According to the Brut y Tywysogion, Owain appears to have expected a pitched battle and took steps to fortify his position. Henry sent the majority of his force towards Owain's entrenched army, but himself led a lighter flanking force through the wooded terrain of Hawarden. Anticipating such a manoeuvre, Owain had stationed a defensive force there under his sons Dafydd ab Owain Gwynedd and Cynan ab Owain Gwynedd.

In the ensuing ambush, English losses were heavy. Among the English dead was Eustace fitz John, Constable of Chester. During the conflict, the royal standard was dropped by the standard-bearer Henry of Essex, leading some to believe the king had fallen. According to the chronicle of Jocelyn de Brakelond, who allegedly based his account of the battle on testimony from Henry of Essex himself, it was Roger, Earl of Hertford who retrieved the standard and prevented the King's death.

Interpretations of King Henry's response vary. Barbier states that Henry "escaped with difficulty", Cathcart King and Edwards argue that the king pushed through and outflanked Owain’s main line, whereas Hosler suggests he was forced to retreat and regroup. The Brut y Tywysogion suggests Owain feared a double envelopment and withdrew.

== Aftermath ==
Henry continued to Twthill, Rhuddlan where he learned that his naval expedition had failed. The fleet had landed on Anglesey and proceeded to raid the island, but was then repelled and defeated by local defenders; its commander, Henry FitzRoy, was killed.

Owain ultimately surrendered Tegeingl to Henry and restored Cadwaladr’s lands in Ceredigion. However, the extent to which Owain submitted to the English king remains debated. Non-Welsh sources describe him paying homage, but the Brut y Tywysogion only records a peace agreement between the two. Owain continued to use royal titles after the battle, which historian Huw Pryce interprets as a sign that Owain “implicitly rejected [Henry's] royal overlordship”. In 1160, Owain wrote to King Louis VII of France asserting he had inflicted greater losses on Henry's army.

Extracted data entries

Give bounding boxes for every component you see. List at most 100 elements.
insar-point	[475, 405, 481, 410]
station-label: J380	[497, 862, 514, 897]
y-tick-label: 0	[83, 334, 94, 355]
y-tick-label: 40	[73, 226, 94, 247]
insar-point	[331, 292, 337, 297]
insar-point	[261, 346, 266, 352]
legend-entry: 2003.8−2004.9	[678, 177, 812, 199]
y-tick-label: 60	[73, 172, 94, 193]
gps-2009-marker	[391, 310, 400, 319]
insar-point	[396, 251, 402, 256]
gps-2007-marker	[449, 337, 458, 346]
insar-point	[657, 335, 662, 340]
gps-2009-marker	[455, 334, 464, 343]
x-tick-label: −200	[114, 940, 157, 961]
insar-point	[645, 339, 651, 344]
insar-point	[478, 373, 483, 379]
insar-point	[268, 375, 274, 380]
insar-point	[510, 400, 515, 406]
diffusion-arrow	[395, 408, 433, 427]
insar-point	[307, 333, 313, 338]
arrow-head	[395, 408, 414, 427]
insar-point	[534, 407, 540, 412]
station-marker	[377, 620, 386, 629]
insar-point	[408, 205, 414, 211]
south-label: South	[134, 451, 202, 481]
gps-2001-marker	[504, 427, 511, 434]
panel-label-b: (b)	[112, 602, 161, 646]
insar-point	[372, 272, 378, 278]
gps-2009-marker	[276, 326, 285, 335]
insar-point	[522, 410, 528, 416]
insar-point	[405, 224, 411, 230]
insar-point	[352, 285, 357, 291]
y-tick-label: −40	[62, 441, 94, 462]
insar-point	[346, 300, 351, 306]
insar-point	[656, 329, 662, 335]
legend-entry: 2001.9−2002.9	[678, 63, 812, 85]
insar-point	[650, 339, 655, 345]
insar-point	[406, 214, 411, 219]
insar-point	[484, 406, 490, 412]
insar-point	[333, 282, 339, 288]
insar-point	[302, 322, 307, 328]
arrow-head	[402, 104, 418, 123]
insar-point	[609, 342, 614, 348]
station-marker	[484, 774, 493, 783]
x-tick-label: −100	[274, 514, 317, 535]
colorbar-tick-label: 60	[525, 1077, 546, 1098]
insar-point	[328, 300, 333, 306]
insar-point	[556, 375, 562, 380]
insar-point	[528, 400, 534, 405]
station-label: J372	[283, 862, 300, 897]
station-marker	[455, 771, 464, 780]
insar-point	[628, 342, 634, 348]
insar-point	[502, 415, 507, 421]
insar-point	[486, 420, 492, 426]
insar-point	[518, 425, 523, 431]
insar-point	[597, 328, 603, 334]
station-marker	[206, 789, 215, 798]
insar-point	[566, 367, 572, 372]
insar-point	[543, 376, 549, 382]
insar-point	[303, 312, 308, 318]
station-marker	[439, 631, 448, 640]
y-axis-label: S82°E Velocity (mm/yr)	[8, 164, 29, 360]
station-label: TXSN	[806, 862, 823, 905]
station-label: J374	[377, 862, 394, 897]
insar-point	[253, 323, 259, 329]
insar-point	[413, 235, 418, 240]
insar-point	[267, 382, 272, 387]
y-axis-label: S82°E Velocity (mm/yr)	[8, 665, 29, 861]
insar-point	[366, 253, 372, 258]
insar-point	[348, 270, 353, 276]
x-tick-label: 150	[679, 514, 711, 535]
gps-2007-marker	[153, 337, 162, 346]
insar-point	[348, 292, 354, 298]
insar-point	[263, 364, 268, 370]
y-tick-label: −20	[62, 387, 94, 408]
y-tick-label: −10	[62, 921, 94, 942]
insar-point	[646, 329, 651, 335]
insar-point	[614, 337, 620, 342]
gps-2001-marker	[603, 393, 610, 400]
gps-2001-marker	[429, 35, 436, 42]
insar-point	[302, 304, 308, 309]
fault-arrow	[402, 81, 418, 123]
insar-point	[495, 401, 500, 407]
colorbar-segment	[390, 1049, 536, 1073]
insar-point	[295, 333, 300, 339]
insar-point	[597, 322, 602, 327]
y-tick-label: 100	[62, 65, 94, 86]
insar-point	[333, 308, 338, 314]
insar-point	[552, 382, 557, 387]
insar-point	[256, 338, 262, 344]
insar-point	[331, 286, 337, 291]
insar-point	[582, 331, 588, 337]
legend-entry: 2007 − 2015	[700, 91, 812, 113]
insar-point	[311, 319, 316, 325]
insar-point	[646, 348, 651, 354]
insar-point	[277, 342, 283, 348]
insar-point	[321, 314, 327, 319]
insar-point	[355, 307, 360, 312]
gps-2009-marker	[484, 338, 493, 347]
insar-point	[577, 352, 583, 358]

Assignment
In the battle passage, who retrieved the dropped royal standard, according to the chronicle of Jocelyn de Brakelond?

Expected answer
Roger, Earl of Hertford